### Given task
Which lines have the string "this"? Copy all of them from the entries below.

### Data provided
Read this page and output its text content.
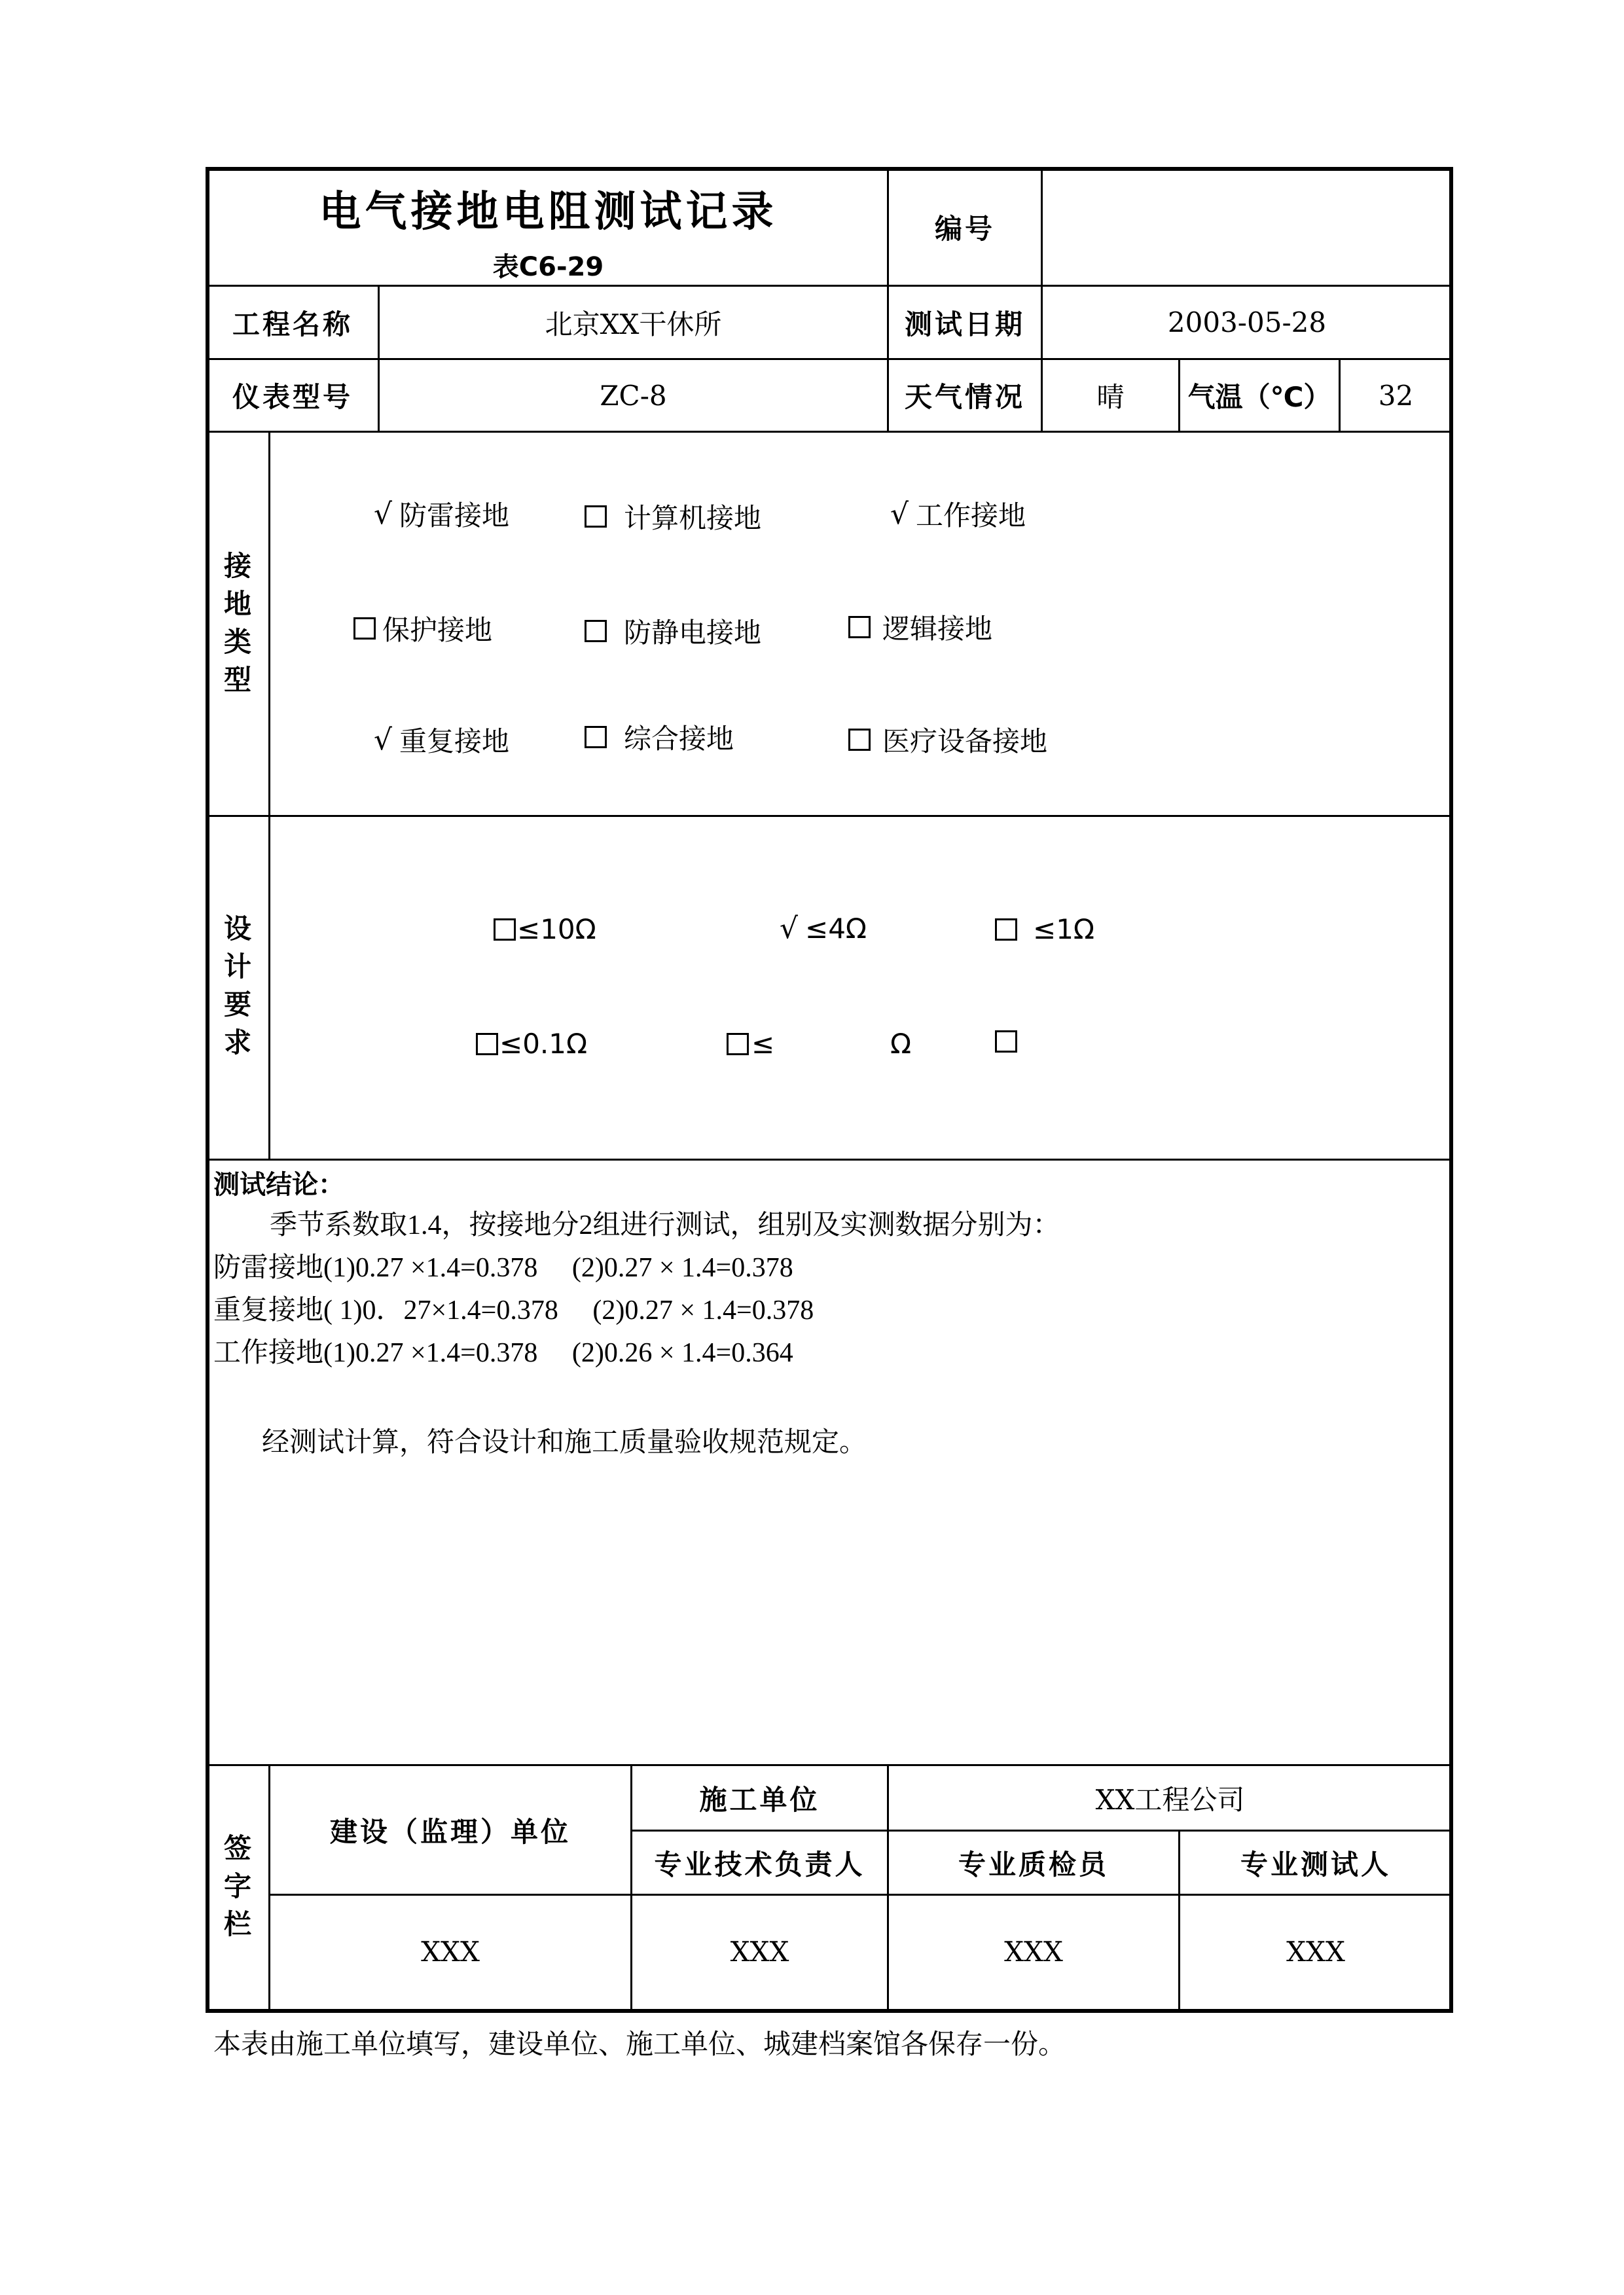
电气接地电阻测试记录
表C6-29
编号
工程名称	北京XX干休所	测试日期	2003-05-28
仪表型号	ZC-8	天气情况	晴	气温（℃）	32
接
地
类
型
√ 防雷接地	计算机接地	√ 工作接地
保护接地	防静电接地	逻辑接地
√ 重复接地	综合接地	医疗设备接地
设
计
要
求
≤10Ω	√ ≤4Ω	≤1Ω
≤0.1Ω	≤	Ω
测试结论：
季节系数取1.4，按接地分2组进行测试，组别及实测数据分别为：
防雷接地(1)0.27 ×1.4=0.378     (2)0.27 × 1.4=0.378
重复接地( 1)0．27×1.4=0.378     (2)0.27 × 1.4=0.378
工作接地(1)0.27 ×1.4=0.378     (2)0.26 × 1.4=0.364
经测试计算，符合设计和施工质量验收规范规定。
签
字
栏
建设（监理）单位
施工单位	XX工程公司
专业技术负责人	专业质检员	专业测试人
XXX	XXX	XXX	XXX
本表由施工单位填写，建设单位、施工单位、城建档案馆各保存一份。
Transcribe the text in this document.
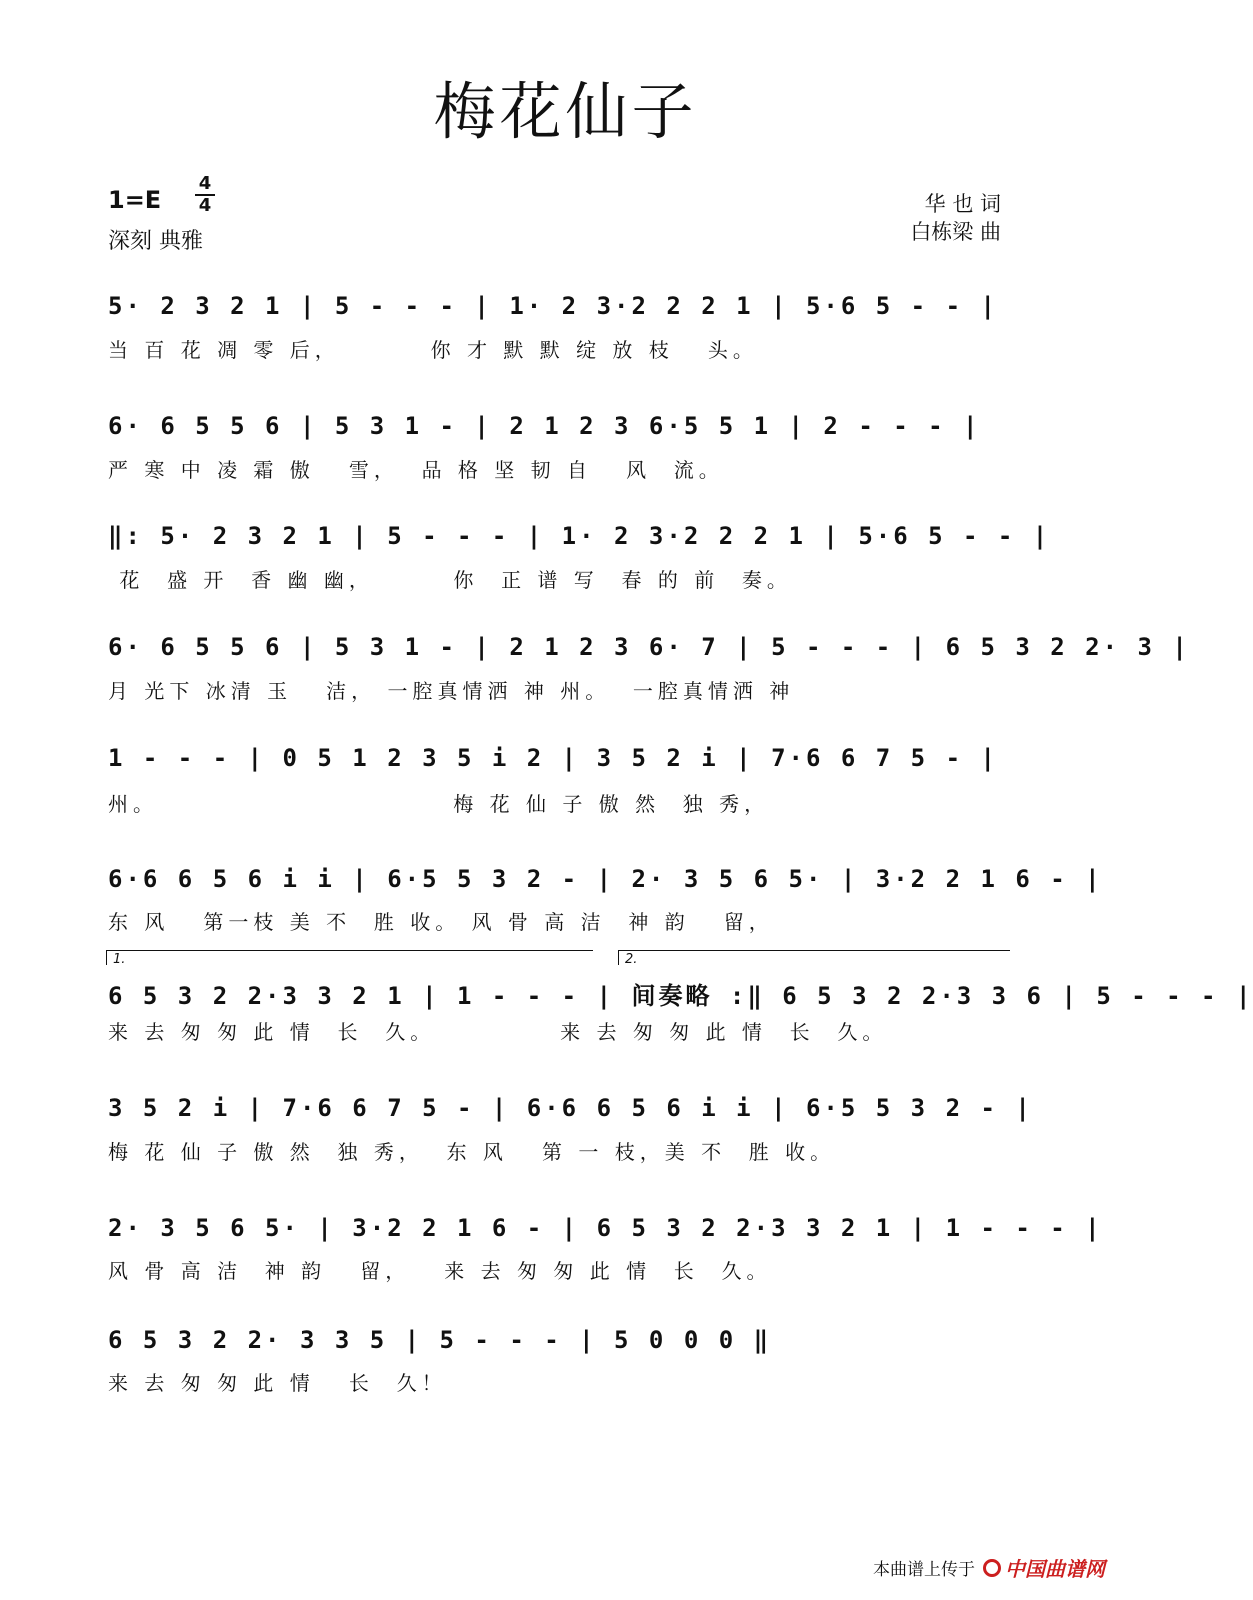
梅花仙子
1=E
4
4
深刻 典雅
华 也 词
白栋梁 曲
5· 2 3 2 1 | 5 - - - | 1· 2 3·2 2 2 1 | 5·6 5 - - |
当 百 花 凋 零 后，        你 才 默 默 绽 放 枝   头。
6· 6 5 5 6 | 5 3 1 - | 2 1 2 3 6·5 5 1 | 2 - - - |
严 寒 中 凌 霜 傲   雪，  品 格 坚 韧 自   风  流。
‖: 5· 2 3 2 1 | 5 - - - | 1· 2 3·2 2 2 1 | 5·6 5 - - |
花  盛 开  香 幽 幽，       你  正 谱 写  春 的 前  奏。
6· 6 5 5 6 | 5 3 1 - | 2 1 2 3 6· 7 | 5 - - - | 6 5 3 2 2· 3 |
月 光下 冰清 玉   洁， 一腔真情洒 神 州。  一腔真情洒 神
1 - - - | 0 5 1 2 3 5 i 2 | 3 5 2 i | 7·6 6 7 5 - |
州。                          梅 花 仙 子 傲 然  独 秀，
6·6 6 5 6 i i | 6·5 5 3 2 - | 2· 3 5 6 5· | 3·2 2 1 6 - |
东 风   第一枝 美 不  胜 收。 风 骨 高 洁  神 韵   留，
1.	2.
6 5 3 2 2·3 3 2 1 | 1 - - - | 间奏略 :‖ 6 5 3 2 2·3 3 6 | 5 - - - |
来 去 匆 匆 此 情  长  久。           来 去 匆 匆 此 情  长  久。
3 5 2 i | 7·6 6 7 5 - | 6·6 6 5 6 i i | 6·5 5 3 2 - |
梅 花 仙 子 傲 然  独 秀，  东 风   第 一 枝，美 不  胜 收。
2· 3 5 6 5· | 3·2 2 1 6 - | 6 5 3 2 2·3 3 2 1 | 1 - - - |
风 骨 高 洁  神 韵   留，   来 去 匆 匆 此 情  长  久。
6 5 3 2 2· 3 3 5 | 5 - - - | 5 0 0 0 ‖
来 去 匆 匆 此 情   长  久！
本曲谱上传于 中国曲谱网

### Completed task
Read this page and output its text content.
Transcribe the text in this document.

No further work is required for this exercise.